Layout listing
- - - - - - -
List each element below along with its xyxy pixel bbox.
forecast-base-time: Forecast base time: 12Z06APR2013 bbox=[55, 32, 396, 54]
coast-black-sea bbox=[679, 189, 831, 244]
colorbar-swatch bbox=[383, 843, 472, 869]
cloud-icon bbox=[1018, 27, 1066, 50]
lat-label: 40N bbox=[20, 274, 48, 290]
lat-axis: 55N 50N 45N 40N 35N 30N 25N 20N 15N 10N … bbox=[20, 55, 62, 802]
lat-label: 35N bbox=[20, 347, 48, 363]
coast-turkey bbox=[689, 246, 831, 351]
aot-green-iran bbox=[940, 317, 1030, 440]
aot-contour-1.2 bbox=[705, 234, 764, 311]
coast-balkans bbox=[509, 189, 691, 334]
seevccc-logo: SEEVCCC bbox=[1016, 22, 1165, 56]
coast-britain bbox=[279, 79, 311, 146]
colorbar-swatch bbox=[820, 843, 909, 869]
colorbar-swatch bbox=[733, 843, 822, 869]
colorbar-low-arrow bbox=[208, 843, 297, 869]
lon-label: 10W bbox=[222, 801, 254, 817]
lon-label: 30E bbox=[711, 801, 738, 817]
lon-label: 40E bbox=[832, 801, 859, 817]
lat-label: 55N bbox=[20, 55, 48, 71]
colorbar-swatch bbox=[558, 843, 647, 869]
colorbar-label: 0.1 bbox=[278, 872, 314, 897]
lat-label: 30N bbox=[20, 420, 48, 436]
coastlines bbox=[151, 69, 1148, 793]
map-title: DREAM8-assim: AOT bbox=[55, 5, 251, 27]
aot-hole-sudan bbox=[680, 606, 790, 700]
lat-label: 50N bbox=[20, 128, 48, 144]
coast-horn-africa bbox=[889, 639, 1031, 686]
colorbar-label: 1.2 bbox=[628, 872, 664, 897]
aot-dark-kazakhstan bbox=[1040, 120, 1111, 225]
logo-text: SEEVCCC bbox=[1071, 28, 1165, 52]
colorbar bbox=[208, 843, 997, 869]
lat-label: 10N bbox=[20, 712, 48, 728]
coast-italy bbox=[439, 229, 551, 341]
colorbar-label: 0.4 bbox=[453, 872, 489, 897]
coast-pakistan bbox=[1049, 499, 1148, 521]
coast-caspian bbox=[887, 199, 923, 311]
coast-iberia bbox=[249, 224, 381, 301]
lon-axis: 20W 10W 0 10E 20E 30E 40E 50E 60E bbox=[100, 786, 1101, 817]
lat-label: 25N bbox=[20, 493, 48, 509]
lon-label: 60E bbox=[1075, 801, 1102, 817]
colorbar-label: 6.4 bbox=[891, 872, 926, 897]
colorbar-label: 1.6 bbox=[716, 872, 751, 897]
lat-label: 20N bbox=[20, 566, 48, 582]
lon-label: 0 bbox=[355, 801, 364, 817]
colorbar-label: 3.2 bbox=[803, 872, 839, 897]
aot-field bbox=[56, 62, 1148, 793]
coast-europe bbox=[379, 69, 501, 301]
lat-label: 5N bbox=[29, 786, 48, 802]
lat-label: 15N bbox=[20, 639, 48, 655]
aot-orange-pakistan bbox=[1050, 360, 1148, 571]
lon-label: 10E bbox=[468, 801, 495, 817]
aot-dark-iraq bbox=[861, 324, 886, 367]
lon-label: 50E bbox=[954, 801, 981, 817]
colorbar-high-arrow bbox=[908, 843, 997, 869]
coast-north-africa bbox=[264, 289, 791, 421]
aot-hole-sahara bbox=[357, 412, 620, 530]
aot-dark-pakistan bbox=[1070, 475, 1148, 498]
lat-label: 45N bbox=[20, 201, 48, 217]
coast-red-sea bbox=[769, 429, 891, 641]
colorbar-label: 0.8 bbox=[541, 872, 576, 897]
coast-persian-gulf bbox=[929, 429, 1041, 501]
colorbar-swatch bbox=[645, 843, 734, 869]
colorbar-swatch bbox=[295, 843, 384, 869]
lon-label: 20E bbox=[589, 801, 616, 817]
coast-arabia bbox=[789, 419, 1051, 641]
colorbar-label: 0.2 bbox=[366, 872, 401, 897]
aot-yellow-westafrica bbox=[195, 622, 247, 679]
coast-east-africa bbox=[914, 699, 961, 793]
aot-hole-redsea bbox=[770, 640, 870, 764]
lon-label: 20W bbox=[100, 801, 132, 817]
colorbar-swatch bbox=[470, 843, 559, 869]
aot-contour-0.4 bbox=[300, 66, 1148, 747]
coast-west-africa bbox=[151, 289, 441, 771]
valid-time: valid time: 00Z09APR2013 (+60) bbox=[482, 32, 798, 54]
- - - - - - -
Stated task: Copy out, word for word, the part of the listing that runs from its first line through the line containing "lon-axis: 20W 10W", including both of those lines.

Answer to this exercise:
List each element below along with its xyxy pixel bbox.
forecast-base-time: Forecast base time: 12Z06APR2013 bbox=[55, 32, 396, 54]
coast-black-sea bbox=[679, 189, 831, 244]
colorbar-swatch bbox=[383, 843, 472, 869]
cloud-icon bbox=[1018, 27, 1066, 50]
lat-label: 40N bbox=[20, 274, 48, 290]
lat-axis: 55N 50N 45N 40N 35N 30N 25N 20N 15N 10N … bbox=[20, 55, 62, 802]
lat-label: 35N bbox=[20, 347, 48, 363]
coast-turkey bbox=[689, 246, 831, 351]
aot-green-iran bbox=[940, 317, 1030, 440]
aot-contour-1.2 bbox=[705, 234, 764, 311]
coast-balkans bbox=[509, 189, 691, 334]
seevccc-logo: SEEVCCC bbox=[1016, 22, 1165, 56]
coast-britain bbox=[279, 79, 311, 146]
colorbar-swatch bbox=[820, 843, 909, 869]
colorbar-swatch bbox=[733, 843, 822, 869]
colorbar-low-arrow bbox=[208, 843, 297, 869]
lon-label: 10W bbox=[222, 801, 254, 817]
lon-label: 30E bbox=[711, 801, 738, 817]
lon-label: 40E bbox=[832, 801, 859, 817]
lat-label: 55N bbox=[20, 55, 48, 71]
colorbar-swatch bbox=[558, 843, 647, 869]
colorbar-label: 0.1 bbox=[278, 872, 314, 897]
lat-label: 30N bbox=[20, 420, 48, 436]
coastlines bbox=[151, 69, 1148, 793]
map-title: DREAM8-assim: AOT bbox=[55, 5, 251, 27]
aot-hole-sudan bbox=[680, 606, 790, 700]
lat-label: 50N bbox=[20, 128, 48, 144]
coast-horn-africa bbox=[889, 639, 1031, 686]
colorbar-label: 1.2 bbox=[628, 872, 664, 897]
aot-dark-kazakhstan bbox=[1040, 120, 1111, 225]
logo-text: SEEVCCC bbox=[1071, 28, 1165, 52]
colorbar bbox=[208, 843, 997, 869]
lat-label: 10N bbox=[20, 712, 48, 728]
coast-italy bbox=[439, 229, 551, 341]
colorbar-label: 0.4 bbox=[453, 872, 489, 897]
coast-pakistan bbox=[1049, 499, 1148, 521]
coast-caspian bbox=[887, 199, 923, 311]
coast-iberia bbox=[249, 224, 381, 301]
lon-axis: 20W 10W 0 10E 20E 30E 40E 50E 60E bbox=[100, 786, 1101, 817]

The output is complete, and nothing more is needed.